What to work on:
Copy out every line of the data exactly.

┌──

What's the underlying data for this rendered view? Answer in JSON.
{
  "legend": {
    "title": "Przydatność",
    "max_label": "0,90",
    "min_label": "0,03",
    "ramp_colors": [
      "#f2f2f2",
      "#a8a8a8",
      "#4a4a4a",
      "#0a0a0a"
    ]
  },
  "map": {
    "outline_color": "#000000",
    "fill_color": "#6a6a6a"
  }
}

└──

Answer to the task:
What's the underlying data for this rendered view? Answer in JSON.
{
  "legend": {
    "title": "Przydatność",
    "max_label": "0,90",
    "min_label": "0,03",
    "ramp_colors": [
      "#f2f2f2",
      "#a8a8a8",
      "#4a4a4a",
      "#0a0a0a"
    ]
  },
  "map": {
    "outline_color": "#000000",
    "fill_color": "#6a6a6a"
  }
}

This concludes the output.